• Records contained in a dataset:
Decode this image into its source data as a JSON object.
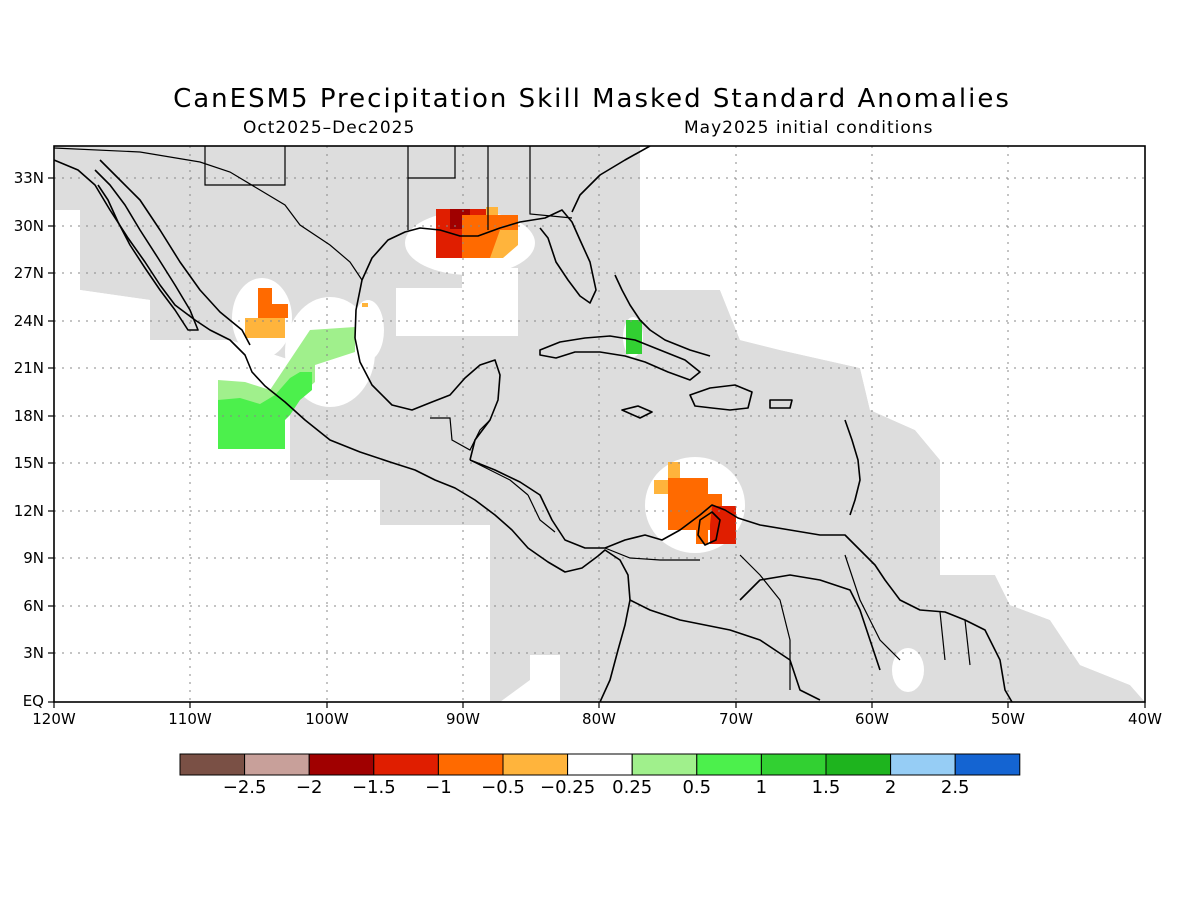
{
  "title": "CanESM5 Precipitation Skill Masked Standard Anomalies",
  "subtitle_left": "Oct2025–Dec2025",
  "subtitle_right": "May2025 initial conditions",
  "lat_labels": [
    "33N",
    "30N",
    "27N",
    "24N",
    "21N",
    "18N",
    "15N",
    "12N",
    "9N",
    "6N",
    "3N",
    "EQ"
  ],
  "lon_labels": [
    "120W",
    "110W",
    "100W",
    "90W",
    "80W",
    "70W",
    "60W",
    "50W",
    "40W"
  ],
  "colorbar": {
    "colors": [
      "#7a5045",
      "#c8a09a",
      "#a00000",
      "#e01e00",
      "#ff6a00",
      "#ffb43c",
      "#ffffff",
      "#a0f08c",
      "#4cf04c",
      "#32d032",
      "#1eb41e",
      "#96cdf5",
      "#1464d2"
    ],
    "labels": [
      "−2.5",
      "−2",
      "−1.5",
      "−1",
      "−0.5",
      "−0.25",
      "0.25",
      "0.5",
      "1",
      "1.5",
      "2",
      "2.5"
    ]
  },
  "colors": {
    "mask_gray": "#dddddd",
    "frame": "#000000",
    "grid": "#888888"
  }
}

• Task directions: Copy every entry exactly as written. Pictures are excluded.

• Answer to the task:
Decode this image into its source data as a JSON object.
{
  "title": "CanESM5 Precipitation Skill Masked Standard Anomalies",
  "subtitle_left": "Oct2025–Dec2025",
  "subtitle_right": "May2025 initial conditions",
  "lat_labels": [
    "33N",
    "30N",
    "27N",
    "24N",
    "21N",
    "18N",
    "15N",
    "12N",
    "9N",
    "6N",
    "3N",
    "EQ"
  ],
  "lon_labels": [
    "120W",
    "110W",
    "100W",
    "90W",
    "80W",
    "70W",
    "60W",
    "50W",
    "40W"
  ],
  "colorbar": {
    "colors": [
      "#7a5045",
      "#c8a09a",
      "#a00000",
      "#e01e00",
      "#ff6a00",
      "#ffb43c",
      "#ffffff",
      "#a0f08c",
      "#4cf04c",
      "#32d032",
      "#1eb41e",
      "#96cdf5",
      "#1464d2"
    ],
    "labels": [
      "−2.5",
      "−2",
      "−1.5",
      "−1",
      "−0.5",
      "−0.25",
      "0.25",
      "0.5",
      "1",
      "1.5",
      "2",
      "2.5"
    ]
  },
  "colors": {
    "mask_gray": "#dddddd",
    "frame": "#000000",
    "grid": "#888888"
  }
}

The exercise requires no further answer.